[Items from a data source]
'''

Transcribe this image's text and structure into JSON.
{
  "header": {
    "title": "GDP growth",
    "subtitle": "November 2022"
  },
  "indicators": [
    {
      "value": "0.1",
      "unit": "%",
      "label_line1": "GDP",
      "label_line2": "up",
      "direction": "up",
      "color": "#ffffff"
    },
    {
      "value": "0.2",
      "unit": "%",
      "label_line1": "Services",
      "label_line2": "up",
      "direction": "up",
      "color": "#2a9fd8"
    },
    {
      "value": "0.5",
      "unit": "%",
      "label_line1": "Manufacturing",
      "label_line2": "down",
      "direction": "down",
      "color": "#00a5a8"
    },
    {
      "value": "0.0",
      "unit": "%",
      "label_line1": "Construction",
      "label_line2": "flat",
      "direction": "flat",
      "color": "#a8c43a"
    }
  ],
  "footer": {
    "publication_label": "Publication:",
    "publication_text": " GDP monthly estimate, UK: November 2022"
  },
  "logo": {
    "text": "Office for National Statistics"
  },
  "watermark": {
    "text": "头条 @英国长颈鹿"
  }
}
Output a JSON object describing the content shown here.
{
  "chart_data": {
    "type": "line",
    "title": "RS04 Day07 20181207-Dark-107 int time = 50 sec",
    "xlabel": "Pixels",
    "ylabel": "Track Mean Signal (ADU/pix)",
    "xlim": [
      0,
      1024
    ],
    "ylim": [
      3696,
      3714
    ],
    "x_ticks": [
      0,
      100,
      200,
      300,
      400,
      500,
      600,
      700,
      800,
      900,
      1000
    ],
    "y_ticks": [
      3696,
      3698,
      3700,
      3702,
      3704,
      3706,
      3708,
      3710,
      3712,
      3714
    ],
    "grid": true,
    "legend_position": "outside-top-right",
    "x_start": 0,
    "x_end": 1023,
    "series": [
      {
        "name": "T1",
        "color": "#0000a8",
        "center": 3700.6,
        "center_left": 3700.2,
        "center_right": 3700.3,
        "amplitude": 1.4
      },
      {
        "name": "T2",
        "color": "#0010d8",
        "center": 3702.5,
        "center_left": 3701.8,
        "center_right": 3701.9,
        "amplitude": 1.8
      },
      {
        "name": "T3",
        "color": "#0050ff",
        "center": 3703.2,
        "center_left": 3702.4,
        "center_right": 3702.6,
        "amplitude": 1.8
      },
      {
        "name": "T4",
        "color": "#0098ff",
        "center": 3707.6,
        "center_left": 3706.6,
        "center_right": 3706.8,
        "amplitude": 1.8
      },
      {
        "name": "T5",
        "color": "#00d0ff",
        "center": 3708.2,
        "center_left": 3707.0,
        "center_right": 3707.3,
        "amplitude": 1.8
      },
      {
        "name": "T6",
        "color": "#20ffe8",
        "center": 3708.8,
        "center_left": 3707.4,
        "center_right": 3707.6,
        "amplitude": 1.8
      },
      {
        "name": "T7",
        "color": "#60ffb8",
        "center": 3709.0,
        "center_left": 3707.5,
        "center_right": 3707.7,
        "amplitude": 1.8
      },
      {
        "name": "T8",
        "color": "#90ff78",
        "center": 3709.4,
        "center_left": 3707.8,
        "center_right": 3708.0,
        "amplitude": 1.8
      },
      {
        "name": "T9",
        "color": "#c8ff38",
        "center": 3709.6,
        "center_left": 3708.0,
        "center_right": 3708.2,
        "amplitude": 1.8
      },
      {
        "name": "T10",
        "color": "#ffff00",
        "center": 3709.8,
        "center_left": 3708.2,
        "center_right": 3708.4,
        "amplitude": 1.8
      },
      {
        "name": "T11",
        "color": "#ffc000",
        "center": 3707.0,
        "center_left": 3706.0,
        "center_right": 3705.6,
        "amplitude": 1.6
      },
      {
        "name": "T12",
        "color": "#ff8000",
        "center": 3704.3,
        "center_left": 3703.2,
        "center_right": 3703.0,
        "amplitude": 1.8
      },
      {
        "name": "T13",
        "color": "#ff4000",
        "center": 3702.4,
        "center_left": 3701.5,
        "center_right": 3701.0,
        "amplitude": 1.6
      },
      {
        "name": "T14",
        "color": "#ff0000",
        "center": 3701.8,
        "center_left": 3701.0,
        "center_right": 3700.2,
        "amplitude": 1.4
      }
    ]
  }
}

'''

WHAT IS REQUIRED -
Without changing a word, restate the whole listing.

REPLY -
Transcribe this image's text and structure into JSON.
{
  "header": {
    "title": "GDP growth",
    "subtitle": "November 2022"
  },
  "indicators": [
    {
      "value": "0.1",
      "unit": "%",
      "label_line1": "GDP",
      "label_line2": "up",
      "direction": "up",
      "color": "#ffffff"
    },
    {
      "value": "0.2",
      "unit": "%",
      "label_line1": "Services",
      "label_line2": "up",
      "direction": "up",
      "color": "#2a9fd8"
    },
    {
      "value": "0.5",
      "unit": "%",
      "label_line1": "Manufacturing",
      "label_line2": "down",
      "direction": "down",
      "color": "#00a5a8"
    },
    {
      "value": "0.0",
      "unit": "%",
      "label_line1": "Construction",
      "label_line2": "flat",
      "direction": "flat",
      "color": "#a8c43a"
    }
  ],
  "footer": {
    "publication_label": "Publication:",
    "publication_text": " GDP monthly estimate, UK: November 2022"
  },
  "logo": {
    "text": "Office for National Statistics"
  },
  "watermark": {
    "text": "头条 @英国长颈鹿"
  }
}
Output a JSON object describing the content shown here.
{
  "chart_data": {
    "type": "line",
    "title": "RS04 Day07 20181207-Dark-107 int time = 50 sec",
    "xlabel": "Pixels",
    "ylabel": "Track Mean Signal (ADU/pix)",
    "xlim": [
      0,
      1024
    ],
    "ylim": [
      3696,
      3714
    ],
    "x_ticks": [
      0,
      100,
      200,
      300,
      400,
      500,
      600,
      700,
      800,
      900,
      1000
    ],
    "y_ticks": [
      3696,
      3698,
      3700,
      3702,
      3704,
      3706,
      3708,
      3710,
      3712,
      3714
    ],
    "grid": true,
    "legend_position": "outside-top-right",
    "x_start": 0,
    "x_end": 1023,
    "series": [
      {
        "name": "T1",
        "color": "#0000a8",
        "center": 3700.6,
        "center_left": 3700.2,
        "center_right": 3700.3,
        "amplitude": 1.4
      },
      {
        "name": "T2",
        "color": "#0010d8",
        "center": 3702.5,
        "center_left": 3701.8,
        "center_right": 3701.9,
        "amplitude": 1.8
      },
      {
        "name": "T3",
        "color": "#0050ff",
        "center": 3703.2,
        "center_left": 3702.4,
        "center_right": 3702.6,
        "amplitude": 1.8
      },
      {
        "name": "T4",
        "color": "#0098ff",
        "center": 3707.6,
        "center_left": 3706.6,
        "center_right": 3706.8,
        "amplitude": 1.8
      },
      {
        "name": "T5",
        "color": "#00d0ff",
        "center": 3708.2,
        "center_left": 3707.0,
        "center_right": 3707.3,
        "amplitude": 1.8
      },
      {
        "name": "T6",
        "color": "#20ffe8",
        "center": 3708.8,
        "center_left": 3707.4,
        "center_right": 3707.6,
        "amplitude": 1.8
      },
      {
        "name": "T7",
        "color": "#60ffb8",
        "center": 3709.0,
        "center_left": 3707.5,
        "center_right": 3707.7,
        "amplitude": 1.8
      },
      {
        "name": "T8",
        "color": "#90ff78",
        "center": 3709.4,
        "center_left": 3707.8,
        "center_right": 3708.0,
        "amplitude": 1.8
      },
      {
        "name": "T9",
        "color": "#c8ff38",
        "center": 3709.6,
        "center_left": 3708.0,
        "center_right": 3708.2,
        "amplitude": 1.8
      },
      {
        "name": "T10",
        "color": "#ffff00",
        "center": 3709.8,
        "center_left": 3708.2,
        "center_right": 3708.4,
        "amplitude": 1.8
      },
      {
        "name": "T11",
        "color": "#ffc000",
        "center": 3707.0,
        "center_left": 3706.0,
        "center_right": 3705.6,
        "amplitude": 1.6
      },
      {
        "name": "T12",
        "color": "#ff8000",
        "center": 3704.3,
        "center_left": 3703.2,
        "center_right": 3703.0,
        "amplitude": 1.8
      },
      {
        "name": "T13",
        "color": "#ff4000",
        "center": 3702.4,
        "center_left": 3701.5,
        "center_right": 3701.0,
        "amplitude": 1.6
      },
      {
        "name": "T14",
        "color": "#ff0000",
        "center": 3701.8,
        "center_left": 3701.0,
        "center_right": 3700.2,
        "amplitude": 1.4
      }
    ]
  }
}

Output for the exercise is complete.